• _REQUIREMENTS_: The data below needs to be returned exactly, line for line.

• _RECORDS SUPPLIED_:
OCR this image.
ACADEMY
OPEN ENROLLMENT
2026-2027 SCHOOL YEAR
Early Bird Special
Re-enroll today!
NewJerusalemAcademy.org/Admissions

• _WORKED SOLUTION_:
OCR this image.
ACADEMY
OPEN ENROLLMENT
2026-2027 SCHOOL YEAR
Early Bird Special
Re-enroll today!
NewJerusalemAcademy.org/Admissions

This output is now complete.